REQUIRED WORK: Copy every line from the records below that holds the word "screenshot".

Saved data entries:
########################################

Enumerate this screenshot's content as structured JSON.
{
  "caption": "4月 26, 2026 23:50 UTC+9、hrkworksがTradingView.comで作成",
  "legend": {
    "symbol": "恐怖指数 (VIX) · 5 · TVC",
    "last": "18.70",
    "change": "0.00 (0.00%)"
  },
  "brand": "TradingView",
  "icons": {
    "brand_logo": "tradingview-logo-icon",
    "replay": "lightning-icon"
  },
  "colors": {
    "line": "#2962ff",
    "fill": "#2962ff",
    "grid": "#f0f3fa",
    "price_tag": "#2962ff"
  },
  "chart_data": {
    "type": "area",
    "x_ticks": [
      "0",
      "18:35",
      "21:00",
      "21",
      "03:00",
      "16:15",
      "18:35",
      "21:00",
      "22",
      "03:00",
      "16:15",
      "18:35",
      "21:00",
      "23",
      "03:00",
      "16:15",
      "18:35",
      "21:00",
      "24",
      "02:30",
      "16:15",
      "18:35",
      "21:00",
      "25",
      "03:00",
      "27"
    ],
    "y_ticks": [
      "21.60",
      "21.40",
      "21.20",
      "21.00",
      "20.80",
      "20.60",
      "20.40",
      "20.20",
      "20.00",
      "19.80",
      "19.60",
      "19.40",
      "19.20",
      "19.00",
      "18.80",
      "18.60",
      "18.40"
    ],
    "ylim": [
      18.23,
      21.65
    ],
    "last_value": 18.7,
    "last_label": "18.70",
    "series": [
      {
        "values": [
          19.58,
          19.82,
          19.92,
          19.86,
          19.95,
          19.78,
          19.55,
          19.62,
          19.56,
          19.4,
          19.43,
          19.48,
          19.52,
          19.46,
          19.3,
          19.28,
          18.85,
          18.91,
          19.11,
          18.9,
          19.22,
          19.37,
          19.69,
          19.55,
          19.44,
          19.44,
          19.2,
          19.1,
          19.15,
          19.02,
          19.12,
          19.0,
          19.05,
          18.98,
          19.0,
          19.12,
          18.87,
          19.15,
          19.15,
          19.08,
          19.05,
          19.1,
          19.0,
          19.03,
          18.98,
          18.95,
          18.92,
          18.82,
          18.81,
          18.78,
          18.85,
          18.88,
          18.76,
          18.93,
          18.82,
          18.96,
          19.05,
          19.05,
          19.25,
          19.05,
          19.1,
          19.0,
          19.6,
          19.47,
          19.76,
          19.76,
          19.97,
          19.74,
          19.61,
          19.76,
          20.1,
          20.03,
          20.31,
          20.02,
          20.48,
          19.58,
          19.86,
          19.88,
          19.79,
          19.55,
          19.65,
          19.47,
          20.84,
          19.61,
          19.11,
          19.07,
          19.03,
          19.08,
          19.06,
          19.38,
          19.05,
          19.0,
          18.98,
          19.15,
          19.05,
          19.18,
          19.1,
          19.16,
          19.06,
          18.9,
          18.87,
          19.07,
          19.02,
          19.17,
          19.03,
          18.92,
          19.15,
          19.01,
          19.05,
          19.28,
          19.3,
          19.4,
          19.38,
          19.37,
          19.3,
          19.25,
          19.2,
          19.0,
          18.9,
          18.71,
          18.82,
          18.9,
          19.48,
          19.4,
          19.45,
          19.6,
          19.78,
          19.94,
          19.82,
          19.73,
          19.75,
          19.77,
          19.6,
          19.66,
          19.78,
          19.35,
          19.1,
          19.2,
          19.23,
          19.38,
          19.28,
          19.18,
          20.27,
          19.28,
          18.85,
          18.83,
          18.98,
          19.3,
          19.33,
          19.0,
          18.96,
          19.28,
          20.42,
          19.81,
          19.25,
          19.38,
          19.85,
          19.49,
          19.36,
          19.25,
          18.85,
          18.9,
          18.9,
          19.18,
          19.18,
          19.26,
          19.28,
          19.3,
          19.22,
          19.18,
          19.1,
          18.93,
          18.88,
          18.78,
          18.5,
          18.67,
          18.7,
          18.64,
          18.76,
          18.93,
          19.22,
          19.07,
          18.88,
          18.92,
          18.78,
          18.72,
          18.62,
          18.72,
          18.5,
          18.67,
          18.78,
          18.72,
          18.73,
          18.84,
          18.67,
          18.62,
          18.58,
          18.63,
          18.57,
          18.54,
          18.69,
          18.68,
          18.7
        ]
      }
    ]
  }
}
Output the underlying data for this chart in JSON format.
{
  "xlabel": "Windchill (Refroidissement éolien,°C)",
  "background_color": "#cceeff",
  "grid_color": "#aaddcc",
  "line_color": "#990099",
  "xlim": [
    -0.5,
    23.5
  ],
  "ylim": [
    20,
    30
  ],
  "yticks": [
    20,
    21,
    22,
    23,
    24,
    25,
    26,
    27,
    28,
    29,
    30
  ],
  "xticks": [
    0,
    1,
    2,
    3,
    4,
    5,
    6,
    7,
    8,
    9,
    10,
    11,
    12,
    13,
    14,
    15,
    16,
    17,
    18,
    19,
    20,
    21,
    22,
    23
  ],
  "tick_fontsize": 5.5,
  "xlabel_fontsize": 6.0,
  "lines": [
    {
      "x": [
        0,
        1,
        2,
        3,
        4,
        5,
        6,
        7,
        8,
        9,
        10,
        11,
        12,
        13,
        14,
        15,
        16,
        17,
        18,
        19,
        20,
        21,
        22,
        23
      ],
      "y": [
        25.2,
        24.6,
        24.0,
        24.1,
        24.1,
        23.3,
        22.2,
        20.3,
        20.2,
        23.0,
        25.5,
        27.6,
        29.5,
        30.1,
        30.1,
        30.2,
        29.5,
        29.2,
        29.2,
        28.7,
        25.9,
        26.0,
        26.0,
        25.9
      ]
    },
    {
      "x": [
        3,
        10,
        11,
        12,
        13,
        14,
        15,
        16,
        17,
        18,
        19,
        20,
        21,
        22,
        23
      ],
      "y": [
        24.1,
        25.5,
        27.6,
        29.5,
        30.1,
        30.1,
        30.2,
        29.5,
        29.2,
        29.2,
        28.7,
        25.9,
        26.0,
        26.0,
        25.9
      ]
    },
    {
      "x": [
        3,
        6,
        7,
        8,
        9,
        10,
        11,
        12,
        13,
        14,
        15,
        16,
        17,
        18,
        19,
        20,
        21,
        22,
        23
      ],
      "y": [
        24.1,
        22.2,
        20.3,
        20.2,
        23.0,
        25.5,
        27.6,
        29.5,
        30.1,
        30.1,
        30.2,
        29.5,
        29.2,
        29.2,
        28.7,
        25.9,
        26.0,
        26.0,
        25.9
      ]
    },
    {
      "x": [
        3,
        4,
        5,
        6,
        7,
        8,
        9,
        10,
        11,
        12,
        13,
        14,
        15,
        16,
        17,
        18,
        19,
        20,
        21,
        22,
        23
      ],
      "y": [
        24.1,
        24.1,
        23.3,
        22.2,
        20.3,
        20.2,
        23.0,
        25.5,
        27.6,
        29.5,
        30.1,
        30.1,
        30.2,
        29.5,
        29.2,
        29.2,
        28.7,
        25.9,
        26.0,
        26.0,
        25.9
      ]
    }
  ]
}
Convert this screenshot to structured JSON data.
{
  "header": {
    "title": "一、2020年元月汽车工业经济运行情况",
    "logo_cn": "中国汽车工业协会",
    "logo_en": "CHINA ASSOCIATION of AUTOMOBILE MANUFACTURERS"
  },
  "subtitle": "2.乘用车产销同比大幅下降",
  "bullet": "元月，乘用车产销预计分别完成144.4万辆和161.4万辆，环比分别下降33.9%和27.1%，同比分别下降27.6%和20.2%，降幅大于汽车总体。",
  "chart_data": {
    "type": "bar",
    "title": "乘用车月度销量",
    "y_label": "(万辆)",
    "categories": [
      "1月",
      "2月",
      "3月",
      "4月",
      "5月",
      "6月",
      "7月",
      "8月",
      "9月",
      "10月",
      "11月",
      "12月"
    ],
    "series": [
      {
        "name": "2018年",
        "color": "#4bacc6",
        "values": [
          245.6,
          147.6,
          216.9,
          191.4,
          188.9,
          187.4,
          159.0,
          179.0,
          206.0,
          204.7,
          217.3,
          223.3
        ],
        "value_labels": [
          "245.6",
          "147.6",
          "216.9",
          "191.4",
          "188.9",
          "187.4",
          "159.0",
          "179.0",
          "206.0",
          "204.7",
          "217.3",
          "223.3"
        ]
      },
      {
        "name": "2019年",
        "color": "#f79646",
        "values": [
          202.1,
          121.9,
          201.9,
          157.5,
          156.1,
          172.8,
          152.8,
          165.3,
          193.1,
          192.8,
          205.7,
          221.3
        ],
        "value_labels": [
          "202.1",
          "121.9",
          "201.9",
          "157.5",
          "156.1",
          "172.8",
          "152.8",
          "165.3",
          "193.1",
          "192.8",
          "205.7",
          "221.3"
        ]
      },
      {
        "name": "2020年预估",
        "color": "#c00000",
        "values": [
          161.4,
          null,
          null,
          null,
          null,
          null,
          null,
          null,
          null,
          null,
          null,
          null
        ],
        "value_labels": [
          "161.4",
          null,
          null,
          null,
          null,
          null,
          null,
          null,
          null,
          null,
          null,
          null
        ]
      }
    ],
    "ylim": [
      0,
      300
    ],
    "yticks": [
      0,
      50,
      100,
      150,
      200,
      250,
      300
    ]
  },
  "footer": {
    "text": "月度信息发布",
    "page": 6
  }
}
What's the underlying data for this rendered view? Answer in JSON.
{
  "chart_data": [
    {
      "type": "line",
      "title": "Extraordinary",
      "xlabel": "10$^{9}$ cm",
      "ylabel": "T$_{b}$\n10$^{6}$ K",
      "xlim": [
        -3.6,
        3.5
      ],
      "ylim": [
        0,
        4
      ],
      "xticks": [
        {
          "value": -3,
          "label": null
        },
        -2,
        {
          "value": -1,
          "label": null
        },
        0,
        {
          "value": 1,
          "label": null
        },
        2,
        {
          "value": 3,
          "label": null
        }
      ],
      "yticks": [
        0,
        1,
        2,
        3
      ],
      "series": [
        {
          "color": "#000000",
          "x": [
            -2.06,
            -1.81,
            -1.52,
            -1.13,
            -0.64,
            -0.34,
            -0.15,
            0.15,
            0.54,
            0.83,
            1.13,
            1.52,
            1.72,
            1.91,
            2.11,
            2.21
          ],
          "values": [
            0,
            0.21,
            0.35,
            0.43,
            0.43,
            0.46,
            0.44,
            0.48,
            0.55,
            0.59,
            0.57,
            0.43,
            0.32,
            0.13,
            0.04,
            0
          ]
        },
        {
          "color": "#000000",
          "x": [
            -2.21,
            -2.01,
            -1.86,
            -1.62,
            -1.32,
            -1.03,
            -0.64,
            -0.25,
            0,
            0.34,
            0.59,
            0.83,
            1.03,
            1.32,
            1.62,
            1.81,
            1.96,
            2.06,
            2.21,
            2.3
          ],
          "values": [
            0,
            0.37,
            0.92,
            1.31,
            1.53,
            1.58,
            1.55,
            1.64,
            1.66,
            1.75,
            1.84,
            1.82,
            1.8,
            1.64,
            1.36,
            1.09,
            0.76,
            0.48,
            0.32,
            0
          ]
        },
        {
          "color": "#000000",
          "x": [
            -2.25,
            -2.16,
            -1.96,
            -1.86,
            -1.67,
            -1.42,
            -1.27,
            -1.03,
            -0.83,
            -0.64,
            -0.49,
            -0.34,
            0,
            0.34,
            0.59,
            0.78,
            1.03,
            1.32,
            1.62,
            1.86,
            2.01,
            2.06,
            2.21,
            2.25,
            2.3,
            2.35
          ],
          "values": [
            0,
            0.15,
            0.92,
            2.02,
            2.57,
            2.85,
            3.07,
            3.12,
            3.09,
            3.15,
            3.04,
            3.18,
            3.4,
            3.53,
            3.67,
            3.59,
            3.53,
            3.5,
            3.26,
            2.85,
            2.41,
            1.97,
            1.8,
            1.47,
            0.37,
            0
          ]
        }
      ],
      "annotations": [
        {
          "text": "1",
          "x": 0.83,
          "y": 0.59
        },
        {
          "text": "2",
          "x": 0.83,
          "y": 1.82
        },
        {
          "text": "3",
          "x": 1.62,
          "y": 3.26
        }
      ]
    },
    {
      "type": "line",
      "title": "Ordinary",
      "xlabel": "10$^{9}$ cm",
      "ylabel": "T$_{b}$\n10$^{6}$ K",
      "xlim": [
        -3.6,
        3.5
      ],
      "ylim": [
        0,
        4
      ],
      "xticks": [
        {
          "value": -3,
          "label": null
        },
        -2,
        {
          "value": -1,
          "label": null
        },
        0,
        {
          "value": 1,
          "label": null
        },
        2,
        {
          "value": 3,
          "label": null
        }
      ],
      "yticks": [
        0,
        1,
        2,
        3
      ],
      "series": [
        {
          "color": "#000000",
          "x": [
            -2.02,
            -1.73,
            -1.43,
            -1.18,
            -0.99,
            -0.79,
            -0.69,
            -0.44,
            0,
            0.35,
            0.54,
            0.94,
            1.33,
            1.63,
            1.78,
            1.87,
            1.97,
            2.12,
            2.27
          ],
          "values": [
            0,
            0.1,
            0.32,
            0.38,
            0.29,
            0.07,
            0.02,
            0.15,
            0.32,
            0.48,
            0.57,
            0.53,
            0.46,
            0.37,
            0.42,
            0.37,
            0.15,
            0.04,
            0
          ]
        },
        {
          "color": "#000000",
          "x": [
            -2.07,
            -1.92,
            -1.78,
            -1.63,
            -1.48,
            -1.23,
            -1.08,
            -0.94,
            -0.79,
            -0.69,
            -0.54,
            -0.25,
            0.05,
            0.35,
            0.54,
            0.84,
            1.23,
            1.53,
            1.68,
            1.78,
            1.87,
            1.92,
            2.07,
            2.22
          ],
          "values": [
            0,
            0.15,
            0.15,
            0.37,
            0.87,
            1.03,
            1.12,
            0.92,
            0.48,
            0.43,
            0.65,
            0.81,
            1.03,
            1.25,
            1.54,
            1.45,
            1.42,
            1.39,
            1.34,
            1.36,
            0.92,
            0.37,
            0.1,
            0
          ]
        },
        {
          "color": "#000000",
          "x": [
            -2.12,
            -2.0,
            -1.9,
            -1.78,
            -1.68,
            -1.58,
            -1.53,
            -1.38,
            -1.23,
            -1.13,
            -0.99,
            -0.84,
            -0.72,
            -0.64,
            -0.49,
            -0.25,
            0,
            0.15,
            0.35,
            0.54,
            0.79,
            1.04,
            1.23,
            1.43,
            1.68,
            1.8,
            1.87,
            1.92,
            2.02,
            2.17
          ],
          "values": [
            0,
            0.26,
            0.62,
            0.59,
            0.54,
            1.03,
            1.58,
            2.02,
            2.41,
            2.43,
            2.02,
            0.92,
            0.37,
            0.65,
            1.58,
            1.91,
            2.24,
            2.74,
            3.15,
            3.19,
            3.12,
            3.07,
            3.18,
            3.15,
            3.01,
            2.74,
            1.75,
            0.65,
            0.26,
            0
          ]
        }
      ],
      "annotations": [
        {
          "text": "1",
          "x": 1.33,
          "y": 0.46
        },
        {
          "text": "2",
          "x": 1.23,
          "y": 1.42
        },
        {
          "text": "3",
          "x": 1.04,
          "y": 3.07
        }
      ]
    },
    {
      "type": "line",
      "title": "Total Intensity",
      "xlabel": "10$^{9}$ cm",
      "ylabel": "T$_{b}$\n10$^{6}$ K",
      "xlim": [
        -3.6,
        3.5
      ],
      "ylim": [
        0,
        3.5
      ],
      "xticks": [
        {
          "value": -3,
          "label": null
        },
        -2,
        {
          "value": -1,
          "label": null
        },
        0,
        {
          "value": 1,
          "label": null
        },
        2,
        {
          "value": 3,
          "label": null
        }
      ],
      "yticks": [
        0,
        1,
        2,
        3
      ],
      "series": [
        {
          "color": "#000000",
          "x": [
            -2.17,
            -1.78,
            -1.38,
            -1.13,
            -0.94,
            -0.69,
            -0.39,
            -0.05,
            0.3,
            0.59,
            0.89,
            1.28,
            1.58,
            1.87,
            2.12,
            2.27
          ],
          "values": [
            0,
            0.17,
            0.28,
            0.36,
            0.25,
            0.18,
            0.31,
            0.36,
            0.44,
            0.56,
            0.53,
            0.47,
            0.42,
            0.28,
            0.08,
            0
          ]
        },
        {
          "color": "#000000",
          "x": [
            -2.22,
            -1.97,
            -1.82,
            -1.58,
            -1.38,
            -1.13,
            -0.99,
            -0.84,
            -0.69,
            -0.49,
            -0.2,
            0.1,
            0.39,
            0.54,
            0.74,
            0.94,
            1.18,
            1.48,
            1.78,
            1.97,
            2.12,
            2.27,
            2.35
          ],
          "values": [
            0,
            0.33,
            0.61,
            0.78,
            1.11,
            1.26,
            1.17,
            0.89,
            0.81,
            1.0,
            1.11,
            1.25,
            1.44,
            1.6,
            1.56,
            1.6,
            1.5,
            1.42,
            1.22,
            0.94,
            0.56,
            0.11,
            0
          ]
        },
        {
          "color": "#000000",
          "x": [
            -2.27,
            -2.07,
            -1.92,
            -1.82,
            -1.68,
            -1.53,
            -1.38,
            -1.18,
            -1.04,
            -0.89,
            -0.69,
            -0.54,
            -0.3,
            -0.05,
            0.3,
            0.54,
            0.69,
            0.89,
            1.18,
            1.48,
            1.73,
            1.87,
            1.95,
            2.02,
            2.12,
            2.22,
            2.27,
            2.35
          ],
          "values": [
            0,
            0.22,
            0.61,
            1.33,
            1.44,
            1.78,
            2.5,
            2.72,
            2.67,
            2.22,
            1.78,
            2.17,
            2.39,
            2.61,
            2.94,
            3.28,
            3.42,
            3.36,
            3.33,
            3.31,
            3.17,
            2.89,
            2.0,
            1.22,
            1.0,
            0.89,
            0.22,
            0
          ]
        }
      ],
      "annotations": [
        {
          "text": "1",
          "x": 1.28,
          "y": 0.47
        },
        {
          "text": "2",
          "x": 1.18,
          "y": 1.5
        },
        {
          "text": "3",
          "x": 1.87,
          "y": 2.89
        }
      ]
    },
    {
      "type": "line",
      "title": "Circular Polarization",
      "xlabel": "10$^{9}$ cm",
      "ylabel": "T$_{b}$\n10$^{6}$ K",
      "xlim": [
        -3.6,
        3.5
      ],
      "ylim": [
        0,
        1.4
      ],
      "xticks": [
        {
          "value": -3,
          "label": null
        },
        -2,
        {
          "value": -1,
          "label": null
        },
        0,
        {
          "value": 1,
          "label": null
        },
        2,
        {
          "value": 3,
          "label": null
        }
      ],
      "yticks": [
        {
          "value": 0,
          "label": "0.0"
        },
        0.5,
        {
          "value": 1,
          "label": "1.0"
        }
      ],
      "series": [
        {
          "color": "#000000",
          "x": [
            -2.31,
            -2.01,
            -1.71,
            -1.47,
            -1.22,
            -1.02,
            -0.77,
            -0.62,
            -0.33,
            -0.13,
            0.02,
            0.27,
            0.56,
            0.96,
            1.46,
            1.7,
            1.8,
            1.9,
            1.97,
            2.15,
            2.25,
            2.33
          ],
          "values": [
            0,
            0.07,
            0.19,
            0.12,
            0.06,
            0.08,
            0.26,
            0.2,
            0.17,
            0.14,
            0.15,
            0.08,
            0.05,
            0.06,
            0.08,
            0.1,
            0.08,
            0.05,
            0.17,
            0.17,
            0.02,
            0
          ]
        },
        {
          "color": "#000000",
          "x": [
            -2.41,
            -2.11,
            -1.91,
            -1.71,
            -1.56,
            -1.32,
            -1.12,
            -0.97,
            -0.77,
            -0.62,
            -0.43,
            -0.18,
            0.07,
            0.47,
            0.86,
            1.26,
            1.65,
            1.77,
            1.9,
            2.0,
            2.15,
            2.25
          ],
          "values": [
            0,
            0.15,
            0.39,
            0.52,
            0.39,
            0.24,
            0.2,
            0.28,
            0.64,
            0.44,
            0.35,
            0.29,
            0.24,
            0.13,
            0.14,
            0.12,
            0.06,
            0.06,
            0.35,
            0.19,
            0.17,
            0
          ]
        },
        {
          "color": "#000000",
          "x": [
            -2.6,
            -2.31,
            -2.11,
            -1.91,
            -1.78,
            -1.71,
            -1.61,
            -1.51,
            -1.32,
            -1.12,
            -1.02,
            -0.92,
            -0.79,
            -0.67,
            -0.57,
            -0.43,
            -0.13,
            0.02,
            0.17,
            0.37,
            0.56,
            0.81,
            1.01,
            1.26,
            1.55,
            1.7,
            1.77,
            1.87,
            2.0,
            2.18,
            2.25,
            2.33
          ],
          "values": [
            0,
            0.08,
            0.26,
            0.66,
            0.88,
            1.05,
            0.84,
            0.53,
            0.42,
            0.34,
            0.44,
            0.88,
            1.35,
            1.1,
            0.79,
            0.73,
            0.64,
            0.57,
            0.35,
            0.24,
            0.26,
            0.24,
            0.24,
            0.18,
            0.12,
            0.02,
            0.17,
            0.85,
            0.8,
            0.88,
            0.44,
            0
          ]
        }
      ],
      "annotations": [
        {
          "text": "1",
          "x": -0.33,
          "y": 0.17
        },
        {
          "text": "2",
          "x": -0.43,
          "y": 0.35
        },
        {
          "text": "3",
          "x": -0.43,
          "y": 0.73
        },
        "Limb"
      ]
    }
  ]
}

########################################

EXERCISE ANSWER:
Enumerate this screenshot's content as structured JSON.
Convert this screenshot to structured JSON data.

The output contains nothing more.